Objective →
Below are some records; reproduce every one of them exactly.

Records shown →

'''

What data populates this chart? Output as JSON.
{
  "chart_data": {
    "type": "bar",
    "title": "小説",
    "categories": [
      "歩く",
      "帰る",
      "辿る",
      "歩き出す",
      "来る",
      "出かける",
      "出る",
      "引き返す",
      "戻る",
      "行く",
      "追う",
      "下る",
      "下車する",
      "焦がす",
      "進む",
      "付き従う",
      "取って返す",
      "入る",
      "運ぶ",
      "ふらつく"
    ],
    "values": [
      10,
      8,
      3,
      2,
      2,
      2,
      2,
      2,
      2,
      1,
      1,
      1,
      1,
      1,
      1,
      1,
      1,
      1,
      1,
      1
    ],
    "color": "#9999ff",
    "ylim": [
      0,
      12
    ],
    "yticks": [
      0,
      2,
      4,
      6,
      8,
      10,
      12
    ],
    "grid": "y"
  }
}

'''

Exercise response →
What data populates this chart? Output as JSON.
{
  "chart_data": {
    "type": "bar",
    "title": "小説",
    "categories": [
      "歩く",
      "帰る",
      "辿る",
      "歩き出す",
      "来る",
      "出かける",
      "出る",
      "引き返す",
      "戻る",
      "行く",
      "追う",
      "下る",
      "下車する",
      "焦がす",
      "進む",
      "付き従う",
      "取って返す",
      "入る",
      "運ぶ",
      "ふらつく"
    ],
    "values": [
      10,
      8,
      3,
      2,
      2,
      2,
      2,
      2,
      2,
      1,
      1,
      1,
      1,
      1,
      1,
      1,
      1,
      1,
      1,
      1
    ],
    "color": "#9999ff",
    "ylim": [
      0,
      12
    ],
    "yticks": [
      0,
      2,
      4,
      6,
      8,
      10,
      12
    ],
    "grid": "y"
  }
}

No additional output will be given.